● CHALLENGE: Within the records below, find each line that holds the string "ellipse", then copy it.

****************

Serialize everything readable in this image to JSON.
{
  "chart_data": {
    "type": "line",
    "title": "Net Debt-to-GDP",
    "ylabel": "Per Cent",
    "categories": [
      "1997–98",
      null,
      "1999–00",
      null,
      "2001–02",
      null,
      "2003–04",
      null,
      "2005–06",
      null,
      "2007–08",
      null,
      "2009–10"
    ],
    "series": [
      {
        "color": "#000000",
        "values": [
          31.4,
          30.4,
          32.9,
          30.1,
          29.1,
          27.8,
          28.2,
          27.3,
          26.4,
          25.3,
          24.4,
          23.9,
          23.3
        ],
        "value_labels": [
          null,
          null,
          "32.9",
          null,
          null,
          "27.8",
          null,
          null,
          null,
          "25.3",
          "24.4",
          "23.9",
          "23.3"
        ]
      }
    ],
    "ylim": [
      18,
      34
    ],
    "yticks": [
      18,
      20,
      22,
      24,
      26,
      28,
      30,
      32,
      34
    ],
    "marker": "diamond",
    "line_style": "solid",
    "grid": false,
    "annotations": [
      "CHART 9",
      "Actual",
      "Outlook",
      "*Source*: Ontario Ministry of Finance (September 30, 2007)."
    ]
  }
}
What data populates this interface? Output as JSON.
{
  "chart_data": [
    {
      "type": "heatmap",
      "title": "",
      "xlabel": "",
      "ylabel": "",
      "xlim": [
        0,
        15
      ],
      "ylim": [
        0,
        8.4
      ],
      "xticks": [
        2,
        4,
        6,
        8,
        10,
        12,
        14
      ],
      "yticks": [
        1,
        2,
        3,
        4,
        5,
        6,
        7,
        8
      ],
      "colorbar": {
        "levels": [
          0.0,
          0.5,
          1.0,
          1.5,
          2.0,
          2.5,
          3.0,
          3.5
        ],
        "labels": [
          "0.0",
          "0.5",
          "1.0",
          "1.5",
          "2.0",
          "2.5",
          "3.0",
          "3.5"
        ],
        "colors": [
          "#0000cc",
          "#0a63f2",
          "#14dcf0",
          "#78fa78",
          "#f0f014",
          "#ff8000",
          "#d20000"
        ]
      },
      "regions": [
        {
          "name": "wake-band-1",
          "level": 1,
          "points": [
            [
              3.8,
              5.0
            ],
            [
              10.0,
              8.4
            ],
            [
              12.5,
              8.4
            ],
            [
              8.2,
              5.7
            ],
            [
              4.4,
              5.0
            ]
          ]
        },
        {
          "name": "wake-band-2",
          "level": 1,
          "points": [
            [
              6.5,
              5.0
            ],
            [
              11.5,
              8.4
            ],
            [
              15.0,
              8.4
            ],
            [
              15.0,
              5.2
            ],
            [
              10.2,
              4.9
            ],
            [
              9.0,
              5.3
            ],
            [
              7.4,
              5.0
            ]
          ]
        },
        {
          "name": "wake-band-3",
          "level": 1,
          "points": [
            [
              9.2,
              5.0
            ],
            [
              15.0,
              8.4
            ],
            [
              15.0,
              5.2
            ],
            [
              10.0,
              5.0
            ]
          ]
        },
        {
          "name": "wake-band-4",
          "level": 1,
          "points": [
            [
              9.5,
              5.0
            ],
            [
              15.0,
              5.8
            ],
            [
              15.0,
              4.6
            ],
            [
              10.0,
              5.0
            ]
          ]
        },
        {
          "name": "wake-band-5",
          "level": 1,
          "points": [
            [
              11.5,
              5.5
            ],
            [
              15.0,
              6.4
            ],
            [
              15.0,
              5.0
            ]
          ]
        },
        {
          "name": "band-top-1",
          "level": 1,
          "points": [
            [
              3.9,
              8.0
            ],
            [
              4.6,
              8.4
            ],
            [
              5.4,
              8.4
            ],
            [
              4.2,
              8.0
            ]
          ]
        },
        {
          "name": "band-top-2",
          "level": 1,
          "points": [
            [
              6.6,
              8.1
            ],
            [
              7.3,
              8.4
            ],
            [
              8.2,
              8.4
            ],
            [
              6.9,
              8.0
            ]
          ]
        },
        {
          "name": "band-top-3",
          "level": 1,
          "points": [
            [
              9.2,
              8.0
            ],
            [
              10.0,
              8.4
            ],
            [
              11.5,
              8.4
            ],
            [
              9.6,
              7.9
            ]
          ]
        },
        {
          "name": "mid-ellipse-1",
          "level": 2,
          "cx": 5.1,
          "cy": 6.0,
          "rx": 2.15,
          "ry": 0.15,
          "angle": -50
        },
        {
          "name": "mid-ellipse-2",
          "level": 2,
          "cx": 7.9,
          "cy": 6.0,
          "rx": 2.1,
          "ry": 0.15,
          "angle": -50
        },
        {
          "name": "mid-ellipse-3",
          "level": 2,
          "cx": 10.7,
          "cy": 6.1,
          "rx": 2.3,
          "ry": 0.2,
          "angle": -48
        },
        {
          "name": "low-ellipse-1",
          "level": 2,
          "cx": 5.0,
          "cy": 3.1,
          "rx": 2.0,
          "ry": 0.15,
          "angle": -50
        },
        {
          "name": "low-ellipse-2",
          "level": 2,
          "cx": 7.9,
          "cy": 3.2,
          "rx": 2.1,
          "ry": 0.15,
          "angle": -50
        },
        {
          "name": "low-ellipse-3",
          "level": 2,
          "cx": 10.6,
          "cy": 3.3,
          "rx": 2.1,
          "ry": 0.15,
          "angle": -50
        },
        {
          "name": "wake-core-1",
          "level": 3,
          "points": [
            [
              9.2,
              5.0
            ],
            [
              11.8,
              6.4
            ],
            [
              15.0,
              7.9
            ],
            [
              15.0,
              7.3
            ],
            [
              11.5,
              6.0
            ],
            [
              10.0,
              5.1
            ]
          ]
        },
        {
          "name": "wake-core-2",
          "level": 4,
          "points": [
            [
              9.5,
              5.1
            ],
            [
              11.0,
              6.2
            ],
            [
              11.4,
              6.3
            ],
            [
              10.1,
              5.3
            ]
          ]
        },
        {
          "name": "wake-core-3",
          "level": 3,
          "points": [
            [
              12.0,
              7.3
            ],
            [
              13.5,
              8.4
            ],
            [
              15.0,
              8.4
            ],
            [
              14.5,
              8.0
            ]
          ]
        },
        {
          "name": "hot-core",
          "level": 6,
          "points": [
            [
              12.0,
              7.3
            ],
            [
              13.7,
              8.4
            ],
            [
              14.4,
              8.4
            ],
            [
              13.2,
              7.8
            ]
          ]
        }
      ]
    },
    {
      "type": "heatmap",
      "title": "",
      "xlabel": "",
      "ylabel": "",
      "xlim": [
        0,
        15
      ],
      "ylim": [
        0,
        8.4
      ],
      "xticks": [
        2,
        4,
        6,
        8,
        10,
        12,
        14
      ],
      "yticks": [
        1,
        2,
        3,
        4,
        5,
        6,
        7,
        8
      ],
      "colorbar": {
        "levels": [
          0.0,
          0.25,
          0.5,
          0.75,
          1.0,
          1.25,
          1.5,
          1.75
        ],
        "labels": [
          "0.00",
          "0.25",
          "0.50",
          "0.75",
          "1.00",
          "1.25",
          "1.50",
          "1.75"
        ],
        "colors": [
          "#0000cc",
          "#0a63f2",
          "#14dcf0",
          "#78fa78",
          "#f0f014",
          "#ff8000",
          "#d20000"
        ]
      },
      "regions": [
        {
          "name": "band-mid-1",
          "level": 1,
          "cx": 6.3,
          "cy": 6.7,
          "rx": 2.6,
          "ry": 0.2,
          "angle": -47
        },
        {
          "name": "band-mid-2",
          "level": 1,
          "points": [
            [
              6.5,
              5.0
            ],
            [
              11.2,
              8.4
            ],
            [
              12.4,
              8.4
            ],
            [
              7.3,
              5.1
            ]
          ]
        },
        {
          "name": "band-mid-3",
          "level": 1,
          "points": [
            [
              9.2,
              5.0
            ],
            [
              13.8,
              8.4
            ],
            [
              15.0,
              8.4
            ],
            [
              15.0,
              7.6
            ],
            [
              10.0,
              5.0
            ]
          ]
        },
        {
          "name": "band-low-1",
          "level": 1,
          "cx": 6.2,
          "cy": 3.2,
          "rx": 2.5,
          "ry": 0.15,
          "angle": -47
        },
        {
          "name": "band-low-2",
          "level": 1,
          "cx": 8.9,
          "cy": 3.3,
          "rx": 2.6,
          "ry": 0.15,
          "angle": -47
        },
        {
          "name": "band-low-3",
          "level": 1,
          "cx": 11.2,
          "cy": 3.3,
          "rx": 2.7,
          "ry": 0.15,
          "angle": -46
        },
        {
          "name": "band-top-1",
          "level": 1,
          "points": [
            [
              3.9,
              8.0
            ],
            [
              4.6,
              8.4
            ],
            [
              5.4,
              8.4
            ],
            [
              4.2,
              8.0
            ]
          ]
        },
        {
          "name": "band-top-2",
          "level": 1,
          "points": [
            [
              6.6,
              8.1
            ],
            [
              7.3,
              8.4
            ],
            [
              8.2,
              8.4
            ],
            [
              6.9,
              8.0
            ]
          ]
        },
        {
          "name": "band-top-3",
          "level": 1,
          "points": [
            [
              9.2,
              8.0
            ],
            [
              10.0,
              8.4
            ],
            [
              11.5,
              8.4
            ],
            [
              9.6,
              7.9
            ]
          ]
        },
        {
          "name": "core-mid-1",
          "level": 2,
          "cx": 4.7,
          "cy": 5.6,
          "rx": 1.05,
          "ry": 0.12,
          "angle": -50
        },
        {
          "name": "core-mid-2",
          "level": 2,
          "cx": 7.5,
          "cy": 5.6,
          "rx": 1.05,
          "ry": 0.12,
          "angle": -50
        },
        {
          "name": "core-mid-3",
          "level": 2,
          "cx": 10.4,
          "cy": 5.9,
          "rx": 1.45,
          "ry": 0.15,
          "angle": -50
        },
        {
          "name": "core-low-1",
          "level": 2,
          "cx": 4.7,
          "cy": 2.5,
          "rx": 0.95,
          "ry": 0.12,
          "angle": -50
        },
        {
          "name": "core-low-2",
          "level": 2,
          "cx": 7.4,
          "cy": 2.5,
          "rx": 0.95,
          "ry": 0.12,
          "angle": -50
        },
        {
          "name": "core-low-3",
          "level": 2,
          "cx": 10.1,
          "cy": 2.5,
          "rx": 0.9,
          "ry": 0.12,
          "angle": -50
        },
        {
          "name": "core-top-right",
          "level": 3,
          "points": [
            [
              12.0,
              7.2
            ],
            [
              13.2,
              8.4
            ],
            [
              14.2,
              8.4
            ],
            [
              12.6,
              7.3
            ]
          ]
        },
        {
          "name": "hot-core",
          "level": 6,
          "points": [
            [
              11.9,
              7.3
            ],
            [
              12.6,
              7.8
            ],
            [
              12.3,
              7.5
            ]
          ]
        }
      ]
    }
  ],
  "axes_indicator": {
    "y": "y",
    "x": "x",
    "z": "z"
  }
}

****************

● ANSWER TO THE TASK:
          "name": "mid-ellipse-1",
          "name": "mid-ellipse-2",
          "name": "mid-ellipse-3",
          "name": "low-ellipse-1",
          "name": "low-ellipse-2",
          "name": "low-ellipse-3",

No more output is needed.